How to access bits in mapped memory?


Imagine! I receive 8 bytes as uint8_t data[8] from an IO interface which processes some house automation. These eight bytes need to be interpreted as fallows:

Memory interpretion

How do I access the right bits? I thought now about two solutions:

Solution 1: Defining a struct with some bitfields:

struct data_s {
  uint8_t LightSwitch0:1;
  uint8_t LightSwitch1:1;
  uint8_t LightSwitch2:1;
  uint8_t LightSwitch3:1;
  uint8_t Brightness:4;
  uint8_t Dimmer0;
  uint8_t Dimmer1;
  uint8_t Dimmer2;
  uint8_t Dimmer3;
  uint8_t Dimmer4;
  uint8_t DoorSwitch:1;
  uint8_t Spare:7;
}

Next I could simply do a cast and access the structs members according to this example:

data_s *foo = data;
foo->LightSwtich1 = FALSE;
foo->Brightness = 7;
//...

Solution 2: Use bitmasks:

data[0] |= 0x02;
data[0] = (data[0] & 0x0F) | (( 7 << 4 ) & 0xF0)
//...

Well I know bitfields are compiler depended and are not that portable. Thats why the Solution 2 is often preferred. Nevertheless solution 2 looks much more complicated and is harder to read. Further more it would be much work if the mapped memory has more than eight bytes.

Do I really need to do the solution2? Or I could use the #pragma reverse_bitfields on directive to improve the portability of the solution 1? Can I use solution 1 if the code is build just for one target with a cross compiler?

So my question is: How should I access the right bits?


Solution

  • The degree to which bitfields are compiler-dependent has been somewhat exaggerated. They mostly get weird when you use them in a weird way.

    In your example, all fields are unsigned and have the same storage type, none of them cross a storage boundary, and there are no unused bits. There is the issue of ordering bits (as you've seen), but in recent years everyone's settled on the same ordering. As far as I know, no current compiler will produce anything not compatible with the IO data you're getting.

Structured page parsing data

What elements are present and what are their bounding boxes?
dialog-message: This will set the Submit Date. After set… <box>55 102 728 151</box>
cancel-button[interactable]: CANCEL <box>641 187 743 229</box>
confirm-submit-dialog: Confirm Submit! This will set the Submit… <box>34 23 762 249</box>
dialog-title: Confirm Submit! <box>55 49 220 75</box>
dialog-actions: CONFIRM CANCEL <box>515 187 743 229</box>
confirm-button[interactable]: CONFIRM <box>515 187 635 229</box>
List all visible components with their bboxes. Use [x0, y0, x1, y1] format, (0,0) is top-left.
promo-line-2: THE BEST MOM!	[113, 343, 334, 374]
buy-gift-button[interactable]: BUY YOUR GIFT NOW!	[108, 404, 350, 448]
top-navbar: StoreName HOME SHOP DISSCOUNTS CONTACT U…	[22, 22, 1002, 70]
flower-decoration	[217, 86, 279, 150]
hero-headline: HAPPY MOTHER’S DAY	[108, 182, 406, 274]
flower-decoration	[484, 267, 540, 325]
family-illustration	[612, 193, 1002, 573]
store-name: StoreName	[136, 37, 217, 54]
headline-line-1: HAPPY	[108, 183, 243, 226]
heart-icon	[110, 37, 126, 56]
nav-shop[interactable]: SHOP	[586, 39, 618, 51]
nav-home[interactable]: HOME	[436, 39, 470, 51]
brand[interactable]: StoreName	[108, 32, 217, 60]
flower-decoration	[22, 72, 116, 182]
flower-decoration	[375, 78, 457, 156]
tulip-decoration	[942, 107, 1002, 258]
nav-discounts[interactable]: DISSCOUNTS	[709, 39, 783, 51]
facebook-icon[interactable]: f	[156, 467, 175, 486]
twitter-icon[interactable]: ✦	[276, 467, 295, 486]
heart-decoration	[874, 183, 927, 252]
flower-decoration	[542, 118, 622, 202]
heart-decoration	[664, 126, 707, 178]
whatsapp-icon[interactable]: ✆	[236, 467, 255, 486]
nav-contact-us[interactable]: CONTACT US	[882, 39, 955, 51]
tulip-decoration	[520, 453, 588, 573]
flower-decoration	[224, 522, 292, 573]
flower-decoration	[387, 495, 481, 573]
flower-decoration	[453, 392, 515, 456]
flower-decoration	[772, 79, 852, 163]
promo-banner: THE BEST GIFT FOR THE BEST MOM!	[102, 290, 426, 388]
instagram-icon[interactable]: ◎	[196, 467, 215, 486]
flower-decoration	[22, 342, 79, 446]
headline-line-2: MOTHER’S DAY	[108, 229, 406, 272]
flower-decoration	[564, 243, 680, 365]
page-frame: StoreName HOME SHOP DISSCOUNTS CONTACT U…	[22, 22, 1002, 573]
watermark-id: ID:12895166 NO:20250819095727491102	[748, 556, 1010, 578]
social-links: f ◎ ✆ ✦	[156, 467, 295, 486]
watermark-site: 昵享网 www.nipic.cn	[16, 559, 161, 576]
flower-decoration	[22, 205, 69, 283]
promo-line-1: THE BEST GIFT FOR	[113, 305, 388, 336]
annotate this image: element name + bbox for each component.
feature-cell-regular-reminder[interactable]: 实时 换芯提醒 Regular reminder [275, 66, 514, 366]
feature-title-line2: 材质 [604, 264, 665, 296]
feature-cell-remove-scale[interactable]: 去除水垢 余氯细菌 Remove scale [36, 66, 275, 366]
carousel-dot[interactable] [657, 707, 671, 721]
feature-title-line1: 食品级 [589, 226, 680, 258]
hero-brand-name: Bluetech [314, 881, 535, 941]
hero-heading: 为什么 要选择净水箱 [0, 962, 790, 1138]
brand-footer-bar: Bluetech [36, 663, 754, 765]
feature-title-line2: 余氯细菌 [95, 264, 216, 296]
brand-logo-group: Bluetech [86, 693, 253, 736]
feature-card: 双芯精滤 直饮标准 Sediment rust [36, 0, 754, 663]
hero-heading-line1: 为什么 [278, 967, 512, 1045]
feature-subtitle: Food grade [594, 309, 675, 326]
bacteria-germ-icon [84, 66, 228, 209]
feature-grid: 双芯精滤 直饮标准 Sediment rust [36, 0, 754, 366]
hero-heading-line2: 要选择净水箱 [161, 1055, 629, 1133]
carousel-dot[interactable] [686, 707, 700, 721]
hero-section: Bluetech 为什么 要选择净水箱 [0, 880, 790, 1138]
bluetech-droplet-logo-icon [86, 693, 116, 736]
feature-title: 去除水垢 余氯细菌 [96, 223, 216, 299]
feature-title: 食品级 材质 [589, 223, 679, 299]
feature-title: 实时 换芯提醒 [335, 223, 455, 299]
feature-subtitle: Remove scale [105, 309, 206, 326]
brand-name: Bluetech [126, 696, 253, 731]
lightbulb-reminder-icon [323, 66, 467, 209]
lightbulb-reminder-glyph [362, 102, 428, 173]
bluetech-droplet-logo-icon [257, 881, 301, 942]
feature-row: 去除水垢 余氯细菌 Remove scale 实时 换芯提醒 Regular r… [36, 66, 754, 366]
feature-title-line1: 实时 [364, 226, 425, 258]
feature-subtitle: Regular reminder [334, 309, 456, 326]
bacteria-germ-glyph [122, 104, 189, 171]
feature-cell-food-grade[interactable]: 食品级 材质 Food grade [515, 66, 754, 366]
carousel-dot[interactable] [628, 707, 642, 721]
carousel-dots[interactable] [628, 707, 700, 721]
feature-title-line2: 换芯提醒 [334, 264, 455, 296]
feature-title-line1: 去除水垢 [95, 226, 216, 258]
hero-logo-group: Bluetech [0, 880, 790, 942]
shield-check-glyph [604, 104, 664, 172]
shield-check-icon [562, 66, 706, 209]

_PROBLEM REQUIREMENTS:_ Write out the text on accessing bits in mapped memory again, starting with "Next I could" and going on through "than eight bytes.", and switch "bitmasks" to "bit masks".

_RESULT BELOW:_
Next I could simply do a cast and access the structs members according to this example:

data_s *foo = data;
foo->LightSwtich1 = FALSE;
foo->Brightness = 7;
//...

Solution 2: Use bit masks:

data[0] |= 0x02;
data[0] = (data[0] & 0x0F) | (( 7 << 4 ) & 0xF0)
//...

Well I know bitfields are compiler depended and are not that portable. Thats why the Solution 2 is often preferred. Nevertheless solution 2 looks much more complicated and is harder to read. Further more it would be much work if the mapped memory has more than eight bytes.